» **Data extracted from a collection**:
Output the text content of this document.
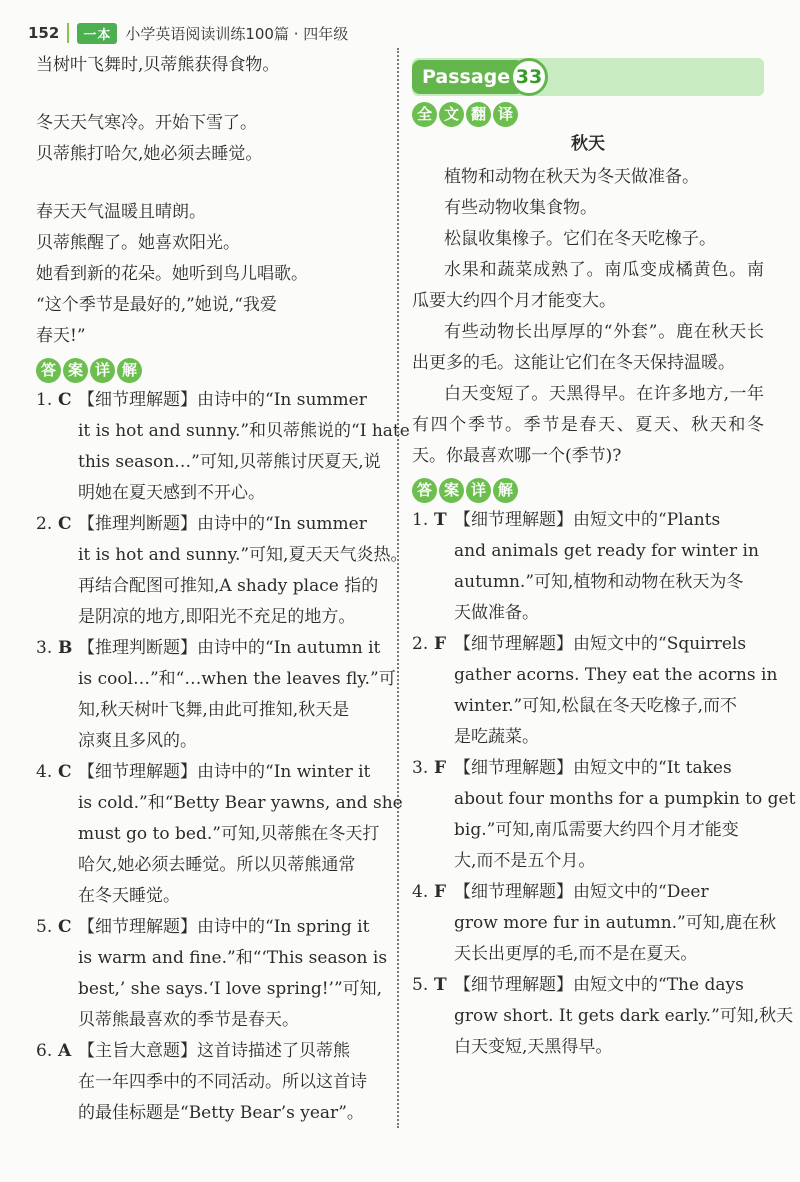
152	一本 小学英语阅读训练100篇 · 四年级
当树叶飞舞时,贝蒂熊获得食物。
冬天天气寒冷。开始下雪了。
贝蒂熊打哈欠,她必须去睡觉。
春天天气温暖且晴朗。
贝蒂熊醒了。她喜欢阳光。
她看到新的花朵。她听到鸟儿唱歌。
“这个季节是最好的,”她说,“我爱
春天!”
答 案 详 解
1. C 【细节理解题】由诗中的“In summer
it is hot and sunny.”和贝蒂熊说的“I hate
this season…”可知,贝蒂熊讨厌夏天,说
明她在夏天感到不开心。
2. C 【推理判断题】由诗中的“In summer
it is hot and sunny.”可知,夏天天气炎热。
再结合配图可推知,A shady place 指的
是阴凉的地方,即阳光不充足的地方。
3. B 【推理判断题】由诗中的“In autumn it
is cool…”和“…when the leaves fly.”可
知,秋天树叶飞舞,由此可推知,秋天是
凉爽且多风的。
4. C 【细节理解题】由诗中的“In winter it
is cold.”和“Betty Bear yawns, and she
must go to bed.”可知,贝蒂熊在冬天打
哈欠,她必须去睡觉。所以贝蒂熊通常
在冬天睡觉。
5. C 【细节理解题】由诗中的“In spring it
is warm and fine.”和“‘This season is
best,’ she says.‘I love spring!’”可知,
贝蒂熊最喜欢的季节是春天。
6. A 【主旨大意题】这首诗描述了贝蒂熊
在一年四季中的不同活动。所以这首诗
的最佳标题是“Betty Bear’s year”。
Passage 33
全 文 翻 译
秋天
植物和动物在秋天为冬天做准备。
有些动物收集食物。
松鼠收集橡子。它们在冬天吃橡子。
水果和蔬菜成熟了。南瓜变成橘黄色。南瓜要大约四个月才能变大。
有些动物长出厚厚的“外套”。鹿在秋天长出更多的毛。这能让它们在冬天保持温暖。
白天变短了。天黑得早。在许多地方,一年有四个季节。季节是春天、夏天、秋天和冬天。你最喜欢哪一个(季节)?
答 案 详 解
1. T 【细节理解题】由短文中的“Plants
and animals get ready for winter in
autumn.”可知,植物和动物在秋天为冬
天做准备。
2. F 【细节理解题】由短文中的“Squirrels
gather acorns. They eat the acorns in
winter.”可知,松鼠在冬天吃橡子,而不
是吃蔬菜。
3. F 【细节理解题】由短文中的“It takes
about four months for a pumpkin to get
big.”可知,南瓜需要大约四个月才能变
大,而不是五个月。
4. F 【细节理解题】由短文中的“Deer
grow more fur in autumn.”可知,鹿在秋
天长出更厚的毛,而不是在夏天。
5. T 【细节理解题】由短文中的“The days
grow short. It gets dark early.”可知,秋天
白天变短,天黑得早。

» **TASK OBJECTIVE**: Transcribe the full listing above exactly, with the images removed.

» **TASK RESPONSE**:
Output the text content of this document.
152	一本 小学英语阅读训练100篇 · 四年级
当树叶飞舞时,贝蒂熊获得食物。
冬天天气寒冷。开始下雪了。
贝蒂熊打哈欠,她必须去睡觉。
春天天气温暖且晴朗。
贝蒂熊醒了。她喜欢阳光。
她看到新的花朵。她听到鸟儿唱歌。
“这个季节是最好的,”她说,“我爱
春天!”
答 案 详 解
1. C 【细节理解题】由诗中的“In summer
it is hot and sunny.”和贝蒂熊说的“I hate
this season…”可知,贝蒂熊讨厌夏天,说
明她在夏天感到不开心。
2. C 【推理判断题】由诗中的“In summer
it is hot and sunny.”可知,夏天天气炎热。
再结合配图可推知,A shady place 指的
是阴凉的地方,即阳光不充足的地方。
3. B 【推理判断题】由诗中的“In autumn it
is cool…”和“…when the leaves fly.”可
知,秋天树叶飞舞,由此可推知,秋天是
凉爽且多风的。
4. C 【细节理解题】由诗中的“In winter it
is cold.”和“Betty Bear yawns, and she
must go to bed.”可知,贝蒂熊在冬天打
哈欠,她必须去睡觉。所以贝蒂熊通常
在冬天睡觉。
5. C 【细节理解题】由诗中的“In spring it
is warm and fine.”和“‘This season is
best,’ she says.‘I love spring!’”可知,
贝蒂熊最喜欢的季节是春天。
6. A 【主旨大意题】这首诗描述了贝蒂熊
在一年四季中的不同活动。所以这首诗
的最佳标题是“Betty Bear’s year”。
Passage 33
全 文 翻 译
秋天
植物和动物在秋天为冬天做准备。
有些动物收集食物。
松鼠收集橡子。它们在冬天吃橡子。
水果和蔬菜成熟了。南瓜变成橘黄色。南瓜要大约四个月才能变大。
有些动物长出厚厚的“外套”。鹿在秋天长出更多的毛。这能让它们在冬天保持温暖。
白天变短了。天黑得早。在许多地方,一年有四个季节。季节是春天、夏天、秋天和冬天。你最喜欢哪一个(季节)?
答 案 详 解
1. T 【细节理解题】由短文中的“Plants
and animals get ready for winter in
autumn.”可知,植物和动物在秋天为冬
天做准备。
2. F 【细节理解题】由短文中的“Squirrels
gather acorns. They eat the acorns in
winter.”可知,松鼠在冬天吃橡子,而不
是吃蔬菜。
3. F 【细节理解题】由短文中的“It takes
about four months for a pumpkin to get
big.”可知,南瓜需要大约四个月才能变
大,而不是五个月。
4. F 【细节理解题】由短文中的“Deer
grow more fur in autumn.”可知,鹿在秋
天长出更厚的毛,而不是在夏天。
5. T 【细节理解题】由短文中的“The days
grow short. It gets dark early.”可知,秋天
白天变短,天黑得早。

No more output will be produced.